## OBIETTIVO 1
Elenca, nell'ordine in cui compaiono nel testo sulla lettura, tutte le espressioni che terminano con «del mondo». Riporta ciascuna a partire dall'articolo o dalla preposizione che la introduce.
## OBIETTIVO 2
Indica se ciascuna affermazione concorda con il testo sulla lettura. Rispondi sì o no e cita le parole del testo che lo dimostrano.
(a) Si leggerebbe anche senza la paura.
(b) Un libro aperto certifica la presenza di un vile.
(c) Il testo definisce la lettura la più raffinata delle ritirate.
## OBIETTIVO 3
Riscrivi il passo del testo sulla lettura compreso tra "Si legge per" e "ritirate, questa è la verità.", sostituendo "finestrino" con "mare".

## TESTO DA LEGGERE
In quel libro c'è anche una delle mie citazioni preferite sui libri:
"... Nel senso che forse, sempre, e per tutti, altro non è mai, lèggere, che fissare un punto per non essere sedotti, e rovinati, dall'incontrollabile strisciare via del mondo.
Non si leggerebbe, nulla, se non fosse per paura. O per rimandare la tentazione di un rovinoso desiderio a cui, si sa, non si saprà resistere.

Si legge per non alzare lo sguardo verso il finestrino, questa è la verità. Un libro aperto è sempre la certificazione della presenza di un vile - gli occhi inchiodati su quelle righe per non farsi rubare lo sguardo dal bruciore del mondo - le parole che a una a una stingono il fragore del mondo in un imbuto opaco fino a farlo colare in formine di vetro che chiamamiamo libri - la più raffinata delle ritirate, questa è la verità.

(Dati di annotazione del layout)

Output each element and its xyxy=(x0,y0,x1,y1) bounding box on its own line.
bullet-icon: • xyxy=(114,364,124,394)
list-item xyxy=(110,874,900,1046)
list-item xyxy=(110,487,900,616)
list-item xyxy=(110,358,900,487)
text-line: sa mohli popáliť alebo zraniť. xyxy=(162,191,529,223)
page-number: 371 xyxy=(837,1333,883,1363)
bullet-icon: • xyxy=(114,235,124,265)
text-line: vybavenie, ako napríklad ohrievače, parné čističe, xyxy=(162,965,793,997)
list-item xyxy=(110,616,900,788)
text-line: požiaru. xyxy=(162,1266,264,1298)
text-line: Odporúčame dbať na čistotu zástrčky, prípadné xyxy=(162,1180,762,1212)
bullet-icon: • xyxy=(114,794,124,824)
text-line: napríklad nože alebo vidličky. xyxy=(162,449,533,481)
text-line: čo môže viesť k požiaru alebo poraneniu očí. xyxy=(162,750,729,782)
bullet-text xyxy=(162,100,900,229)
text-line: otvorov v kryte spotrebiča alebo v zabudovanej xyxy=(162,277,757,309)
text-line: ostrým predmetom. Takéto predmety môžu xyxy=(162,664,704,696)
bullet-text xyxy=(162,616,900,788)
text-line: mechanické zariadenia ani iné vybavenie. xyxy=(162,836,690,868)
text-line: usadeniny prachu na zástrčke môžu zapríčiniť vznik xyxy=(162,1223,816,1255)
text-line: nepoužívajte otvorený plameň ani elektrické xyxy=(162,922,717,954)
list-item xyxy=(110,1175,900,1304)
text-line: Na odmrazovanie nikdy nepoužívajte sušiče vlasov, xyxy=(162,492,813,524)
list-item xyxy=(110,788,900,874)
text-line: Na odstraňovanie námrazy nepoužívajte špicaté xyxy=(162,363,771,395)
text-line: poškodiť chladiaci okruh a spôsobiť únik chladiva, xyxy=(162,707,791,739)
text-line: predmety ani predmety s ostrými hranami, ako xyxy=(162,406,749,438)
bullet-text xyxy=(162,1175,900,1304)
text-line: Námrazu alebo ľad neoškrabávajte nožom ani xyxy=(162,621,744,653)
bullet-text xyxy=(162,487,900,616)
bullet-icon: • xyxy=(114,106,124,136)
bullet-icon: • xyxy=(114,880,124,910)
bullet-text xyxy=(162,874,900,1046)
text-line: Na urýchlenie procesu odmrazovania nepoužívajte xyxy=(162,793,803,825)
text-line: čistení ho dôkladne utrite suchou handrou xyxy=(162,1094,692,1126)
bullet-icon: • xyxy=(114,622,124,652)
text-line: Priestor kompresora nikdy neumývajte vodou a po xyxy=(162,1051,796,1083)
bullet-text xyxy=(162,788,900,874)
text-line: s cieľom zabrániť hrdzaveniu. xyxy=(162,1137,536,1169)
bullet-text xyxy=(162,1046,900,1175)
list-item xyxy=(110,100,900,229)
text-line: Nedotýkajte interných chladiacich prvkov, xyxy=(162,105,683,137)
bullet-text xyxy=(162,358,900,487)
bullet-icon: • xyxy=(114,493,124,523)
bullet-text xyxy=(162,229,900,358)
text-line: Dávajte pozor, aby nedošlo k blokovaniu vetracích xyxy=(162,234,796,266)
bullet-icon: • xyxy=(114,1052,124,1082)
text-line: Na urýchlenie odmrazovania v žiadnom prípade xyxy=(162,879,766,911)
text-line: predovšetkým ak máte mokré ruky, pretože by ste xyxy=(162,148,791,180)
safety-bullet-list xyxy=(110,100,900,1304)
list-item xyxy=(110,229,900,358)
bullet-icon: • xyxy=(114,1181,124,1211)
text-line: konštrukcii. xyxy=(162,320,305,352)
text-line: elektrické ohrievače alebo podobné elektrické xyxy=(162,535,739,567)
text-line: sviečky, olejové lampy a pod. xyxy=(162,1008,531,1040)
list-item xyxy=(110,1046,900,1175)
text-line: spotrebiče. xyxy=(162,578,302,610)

## RISULTATO FINALE 1
1. «dall'incontrollabile strisciare via del mondo»
2. «dal bruciore del mondo»
3. «il fragore del mondo»

## RISULTATO FINALE 2
(a) No: «Non si leggerebbe, nulla, se non fosse per paura.»
(b) Sì: «Un libro aperto è sempre la certificazione della presenza di un vile»
(c) Sì: «la più raffinata delle ritirate, questa è la verità»

## RISULTATO FINALE 3
Si legge per non alzare lo sguardo verso il mare, questa è la verità. Un libro aperto è sempre la certificazione della presenza di un vile - gli occhi inchiodati su quelle righe per non farsi rubare lo sguardo dal bruciore del mondo - le parole che a una a una stingono il fragore del mondo in un imbuto opaco fino a farlo colare in formine di vetro che chiamamiamo libri - la più raffinata delle ritirate, questa è la verità.